* GIVEN REQUEST: Copy all lines that contain the word "Increase".

* ENTRIES:
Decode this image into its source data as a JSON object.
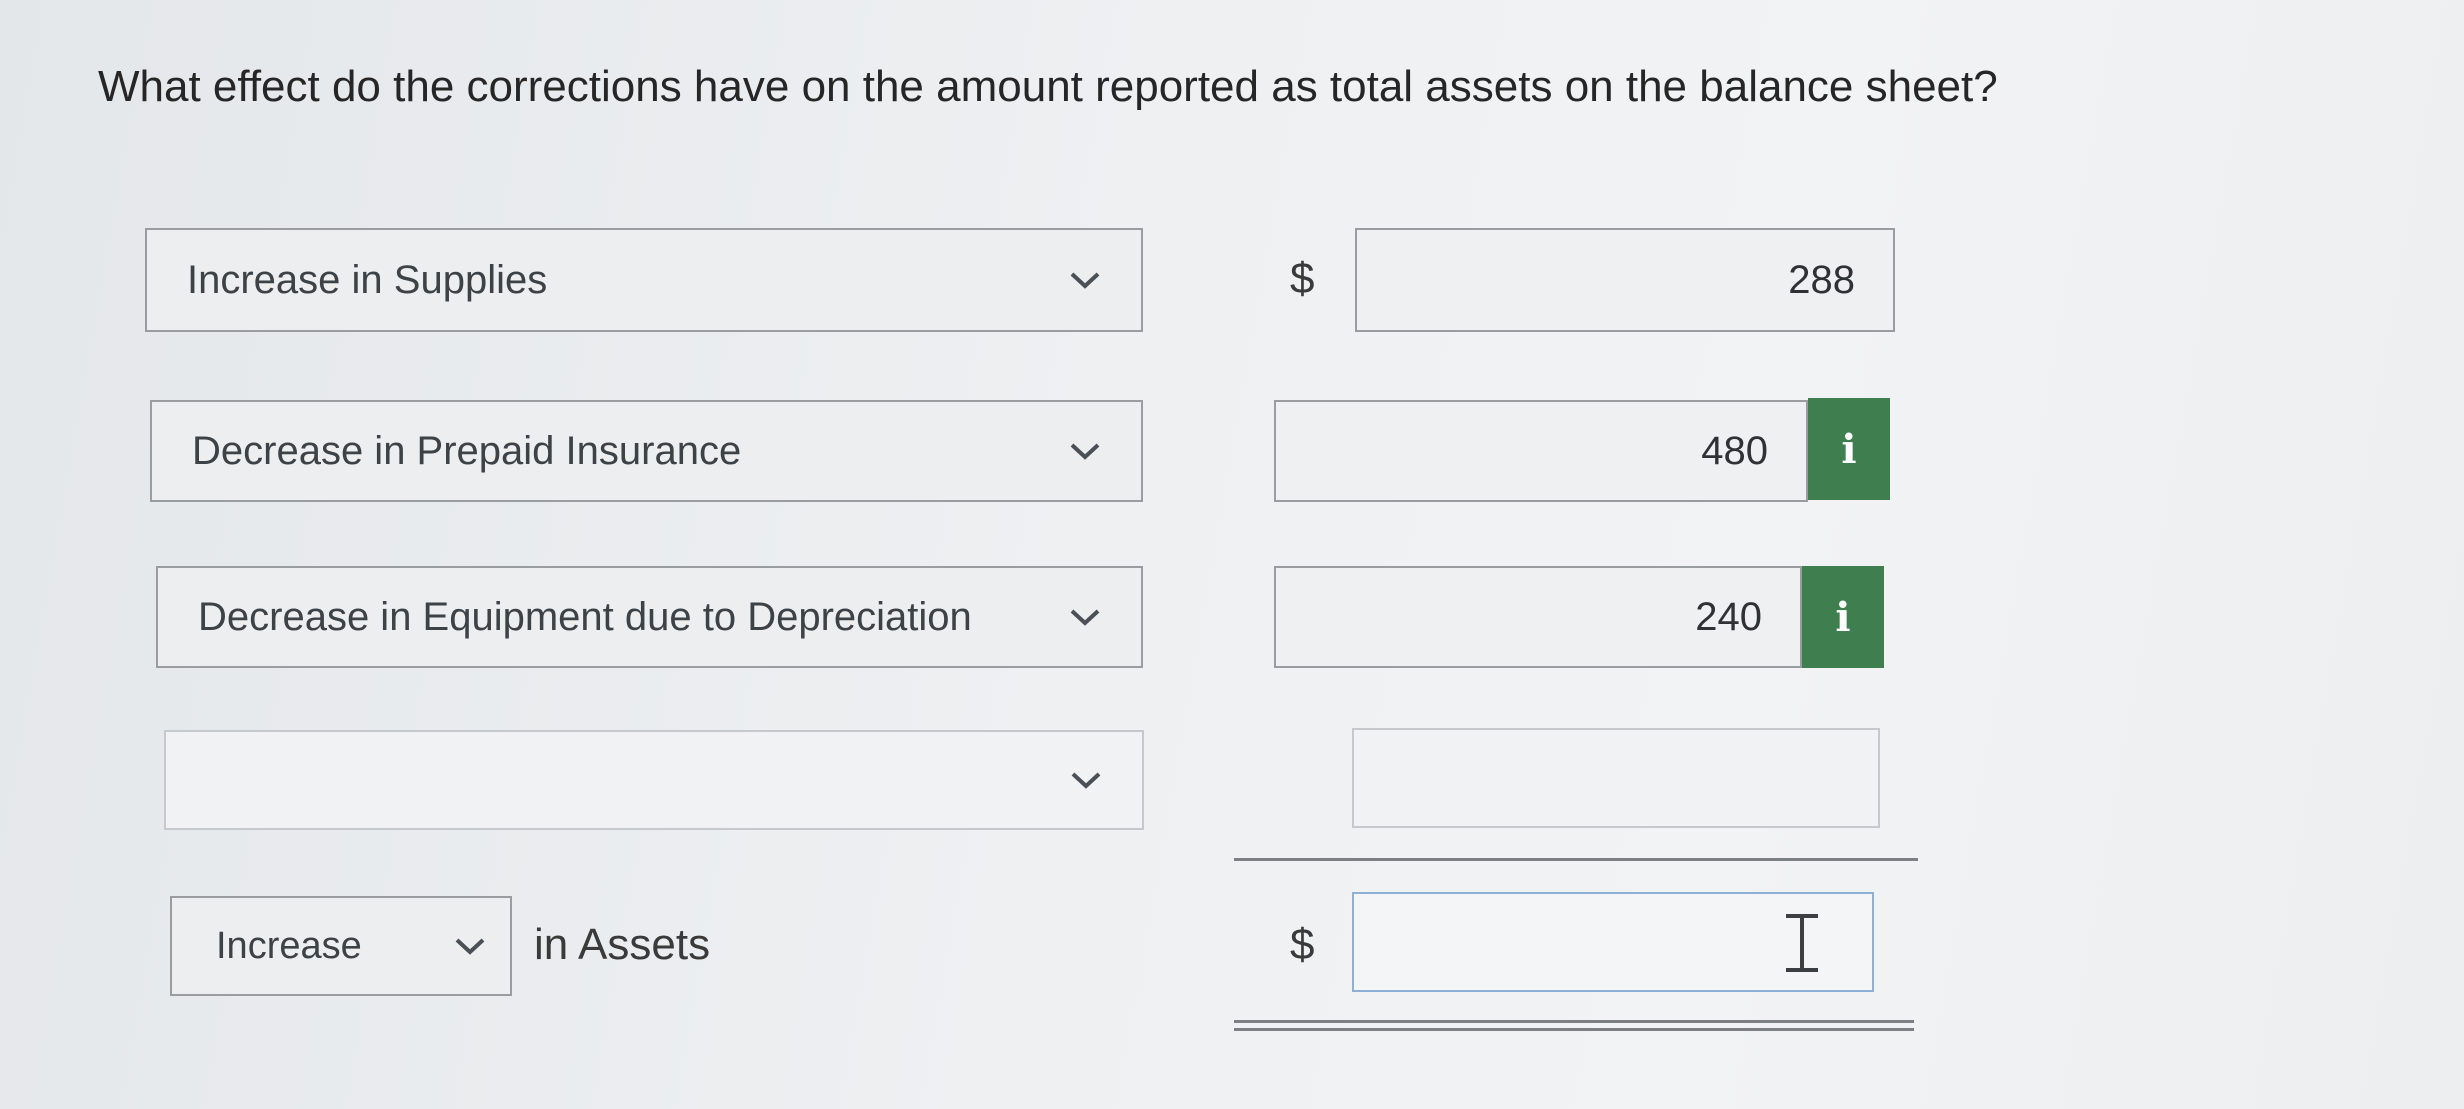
{
  "question": "What effect do the corrections have on the amount reported as total assets on the balance sheet?",
  "rows": [
    {
      "select": "Increase in Supplies",
      "value": "288",
      "currency": "$"
    },
    {
      "select": "Decrease in Prepaid Insurance",
      "value": "480",
      "info": "i"
    },
    {
      "select": "Decrease in Equipment due to Depreciation",
      "value": "240",
      "info": "i"
    },
    {
      "select": "",
      "value": ""
    }
  ],
  "total": {
    "direction": "Increase",
    "suffix": "in Assets",
    "currency": "$",
    "value": ""
  },
  "colors": {
    "info_badge": "#3f7e4e",
    "field_border": "#9a9d9f",
    "active_border": "#8fb0d6"
  }
}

* SOLUTION FOR THIS TASK:
      "select": "Increase in Supplies",
    "direction": "Increase",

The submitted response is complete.